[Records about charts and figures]
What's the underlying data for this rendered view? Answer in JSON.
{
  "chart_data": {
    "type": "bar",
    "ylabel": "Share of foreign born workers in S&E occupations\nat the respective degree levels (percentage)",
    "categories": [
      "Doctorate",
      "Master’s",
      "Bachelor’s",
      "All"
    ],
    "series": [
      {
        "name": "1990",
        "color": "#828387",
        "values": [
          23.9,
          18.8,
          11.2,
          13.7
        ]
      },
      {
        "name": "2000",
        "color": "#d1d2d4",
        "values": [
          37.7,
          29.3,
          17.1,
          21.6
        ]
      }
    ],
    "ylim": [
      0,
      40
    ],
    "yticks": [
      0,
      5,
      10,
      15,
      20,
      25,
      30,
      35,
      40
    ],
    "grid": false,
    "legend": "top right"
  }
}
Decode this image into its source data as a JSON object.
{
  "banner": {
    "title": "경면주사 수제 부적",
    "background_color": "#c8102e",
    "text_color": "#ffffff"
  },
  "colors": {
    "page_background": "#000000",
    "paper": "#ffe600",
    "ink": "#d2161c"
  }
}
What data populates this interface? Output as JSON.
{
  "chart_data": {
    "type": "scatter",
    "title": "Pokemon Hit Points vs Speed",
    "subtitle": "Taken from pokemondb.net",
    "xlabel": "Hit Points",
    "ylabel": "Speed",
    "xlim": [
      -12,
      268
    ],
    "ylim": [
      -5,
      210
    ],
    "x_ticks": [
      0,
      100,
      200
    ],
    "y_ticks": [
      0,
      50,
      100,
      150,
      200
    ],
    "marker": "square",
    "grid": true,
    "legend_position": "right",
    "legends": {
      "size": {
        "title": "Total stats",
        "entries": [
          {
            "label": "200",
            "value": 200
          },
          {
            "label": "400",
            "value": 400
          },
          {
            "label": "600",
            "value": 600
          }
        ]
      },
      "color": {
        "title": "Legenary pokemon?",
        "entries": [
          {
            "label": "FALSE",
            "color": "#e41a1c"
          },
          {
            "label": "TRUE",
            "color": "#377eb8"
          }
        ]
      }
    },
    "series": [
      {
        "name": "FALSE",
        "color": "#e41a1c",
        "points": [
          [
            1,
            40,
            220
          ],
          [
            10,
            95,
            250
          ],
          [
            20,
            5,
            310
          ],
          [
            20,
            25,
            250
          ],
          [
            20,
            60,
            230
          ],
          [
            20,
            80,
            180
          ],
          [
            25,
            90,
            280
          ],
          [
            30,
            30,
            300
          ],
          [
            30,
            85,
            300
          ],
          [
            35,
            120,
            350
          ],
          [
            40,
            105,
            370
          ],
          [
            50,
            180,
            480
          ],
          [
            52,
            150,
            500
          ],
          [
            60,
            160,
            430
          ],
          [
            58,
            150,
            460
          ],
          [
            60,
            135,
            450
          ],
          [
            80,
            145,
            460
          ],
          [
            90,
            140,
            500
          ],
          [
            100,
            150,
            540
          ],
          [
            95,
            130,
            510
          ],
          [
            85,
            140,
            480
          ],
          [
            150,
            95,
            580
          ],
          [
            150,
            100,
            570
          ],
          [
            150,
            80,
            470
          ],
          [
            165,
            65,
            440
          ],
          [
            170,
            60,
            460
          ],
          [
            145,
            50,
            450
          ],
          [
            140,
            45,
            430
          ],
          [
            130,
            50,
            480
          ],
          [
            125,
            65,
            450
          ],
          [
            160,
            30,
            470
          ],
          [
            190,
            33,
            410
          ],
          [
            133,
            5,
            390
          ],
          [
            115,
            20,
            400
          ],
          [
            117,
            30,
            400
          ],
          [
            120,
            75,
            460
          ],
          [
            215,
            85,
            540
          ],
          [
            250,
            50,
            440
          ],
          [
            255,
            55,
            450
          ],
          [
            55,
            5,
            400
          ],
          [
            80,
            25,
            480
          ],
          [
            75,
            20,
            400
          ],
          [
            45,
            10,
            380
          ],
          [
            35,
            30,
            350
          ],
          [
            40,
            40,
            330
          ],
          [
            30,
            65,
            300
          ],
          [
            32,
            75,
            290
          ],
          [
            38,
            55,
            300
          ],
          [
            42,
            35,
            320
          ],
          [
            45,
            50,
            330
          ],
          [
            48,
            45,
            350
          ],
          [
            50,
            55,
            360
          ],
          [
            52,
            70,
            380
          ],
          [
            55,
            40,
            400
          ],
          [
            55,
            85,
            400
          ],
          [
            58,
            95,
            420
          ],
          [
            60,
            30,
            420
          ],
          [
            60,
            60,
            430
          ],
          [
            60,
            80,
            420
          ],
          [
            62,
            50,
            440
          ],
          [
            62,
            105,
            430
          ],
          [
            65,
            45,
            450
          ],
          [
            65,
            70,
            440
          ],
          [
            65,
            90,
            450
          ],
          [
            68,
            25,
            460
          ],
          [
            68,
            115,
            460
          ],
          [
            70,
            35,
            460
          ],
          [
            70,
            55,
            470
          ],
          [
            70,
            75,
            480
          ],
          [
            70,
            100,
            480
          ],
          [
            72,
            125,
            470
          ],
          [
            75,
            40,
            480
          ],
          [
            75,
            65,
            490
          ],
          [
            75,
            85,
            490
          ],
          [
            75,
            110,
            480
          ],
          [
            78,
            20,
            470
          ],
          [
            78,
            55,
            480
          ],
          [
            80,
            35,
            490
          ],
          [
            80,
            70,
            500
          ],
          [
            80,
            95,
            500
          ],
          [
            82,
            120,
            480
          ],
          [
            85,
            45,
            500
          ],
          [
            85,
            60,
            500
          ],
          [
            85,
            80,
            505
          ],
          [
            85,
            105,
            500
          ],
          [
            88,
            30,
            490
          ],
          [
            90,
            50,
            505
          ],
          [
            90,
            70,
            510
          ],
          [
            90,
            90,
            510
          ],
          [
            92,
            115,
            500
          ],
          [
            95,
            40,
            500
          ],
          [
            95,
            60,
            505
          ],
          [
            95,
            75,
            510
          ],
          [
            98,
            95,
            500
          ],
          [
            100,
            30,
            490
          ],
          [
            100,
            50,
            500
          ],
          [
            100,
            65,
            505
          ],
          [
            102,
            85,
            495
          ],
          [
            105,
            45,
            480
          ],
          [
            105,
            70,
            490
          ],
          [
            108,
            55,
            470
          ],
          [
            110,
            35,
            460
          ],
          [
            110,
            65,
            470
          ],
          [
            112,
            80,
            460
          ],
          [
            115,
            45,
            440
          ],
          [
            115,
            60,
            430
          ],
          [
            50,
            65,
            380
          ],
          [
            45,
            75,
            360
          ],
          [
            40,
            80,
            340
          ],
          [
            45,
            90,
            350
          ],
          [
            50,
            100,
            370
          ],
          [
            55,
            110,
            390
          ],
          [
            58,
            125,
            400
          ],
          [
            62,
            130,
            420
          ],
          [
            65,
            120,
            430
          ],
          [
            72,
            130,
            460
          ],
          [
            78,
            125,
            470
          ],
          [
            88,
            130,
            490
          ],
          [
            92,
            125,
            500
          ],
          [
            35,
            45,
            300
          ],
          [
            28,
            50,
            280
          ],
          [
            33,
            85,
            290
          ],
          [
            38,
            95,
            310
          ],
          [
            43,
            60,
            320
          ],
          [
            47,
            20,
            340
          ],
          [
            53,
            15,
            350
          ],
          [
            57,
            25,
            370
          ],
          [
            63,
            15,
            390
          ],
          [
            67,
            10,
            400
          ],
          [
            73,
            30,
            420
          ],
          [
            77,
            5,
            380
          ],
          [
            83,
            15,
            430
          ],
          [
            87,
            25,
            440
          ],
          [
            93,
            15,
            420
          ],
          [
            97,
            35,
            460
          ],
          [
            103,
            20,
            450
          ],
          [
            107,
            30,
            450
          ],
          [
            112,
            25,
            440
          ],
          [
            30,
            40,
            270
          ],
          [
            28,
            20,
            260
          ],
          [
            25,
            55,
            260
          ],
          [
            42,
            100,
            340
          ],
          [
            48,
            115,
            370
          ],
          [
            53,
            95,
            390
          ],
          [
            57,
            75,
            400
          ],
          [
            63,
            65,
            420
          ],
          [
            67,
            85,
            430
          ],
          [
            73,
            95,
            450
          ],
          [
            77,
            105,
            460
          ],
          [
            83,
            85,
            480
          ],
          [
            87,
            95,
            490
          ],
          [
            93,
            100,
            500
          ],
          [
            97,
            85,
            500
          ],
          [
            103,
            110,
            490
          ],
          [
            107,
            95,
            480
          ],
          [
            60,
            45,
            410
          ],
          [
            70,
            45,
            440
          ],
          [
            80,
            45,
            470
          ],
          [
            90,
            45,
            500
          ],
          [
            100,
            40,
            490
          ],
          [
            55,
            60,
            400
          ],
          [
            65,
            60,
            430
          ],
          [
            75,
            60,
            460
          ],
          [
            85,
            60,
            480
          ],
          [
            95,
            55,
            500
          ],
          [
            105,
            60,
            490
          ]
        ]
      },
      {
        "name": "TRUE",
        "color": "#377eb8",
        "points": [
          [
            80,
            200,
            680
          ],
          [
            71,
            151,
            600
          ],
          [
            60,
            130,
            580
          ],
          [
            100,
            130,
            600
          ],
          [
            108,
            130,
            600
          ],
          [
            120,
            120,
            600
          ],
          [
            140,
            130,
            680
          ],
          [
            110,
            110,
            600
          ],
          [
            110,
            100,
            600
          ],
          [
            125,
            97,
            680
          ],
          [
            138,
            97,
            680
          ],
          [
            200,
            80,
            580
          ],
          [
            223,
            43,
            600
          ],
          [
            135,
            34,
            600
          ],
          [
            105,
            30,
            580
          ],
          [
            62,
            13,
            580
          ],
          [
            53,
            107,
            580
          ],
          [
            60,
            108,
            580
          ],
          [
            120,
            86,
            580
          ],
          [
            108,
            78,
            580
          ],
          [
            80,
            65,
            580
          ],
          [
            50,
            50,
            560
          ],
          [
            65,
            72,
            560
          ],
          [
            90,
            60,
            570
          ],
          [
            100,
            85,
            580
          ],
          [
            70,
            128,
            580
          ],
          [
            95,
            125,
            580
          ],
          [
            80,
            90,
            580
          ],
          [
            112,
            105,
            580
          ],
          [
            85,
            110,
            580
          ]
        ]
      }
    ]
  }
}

Required task:
Among the entries above, identify all lines with "JSON" and copy them.

Reply to the task:
What's the underlying data for this rendered view? Answer in JSON.
Decode this image into its source data as a JSON object.
What data populates this interface? Output as JSON.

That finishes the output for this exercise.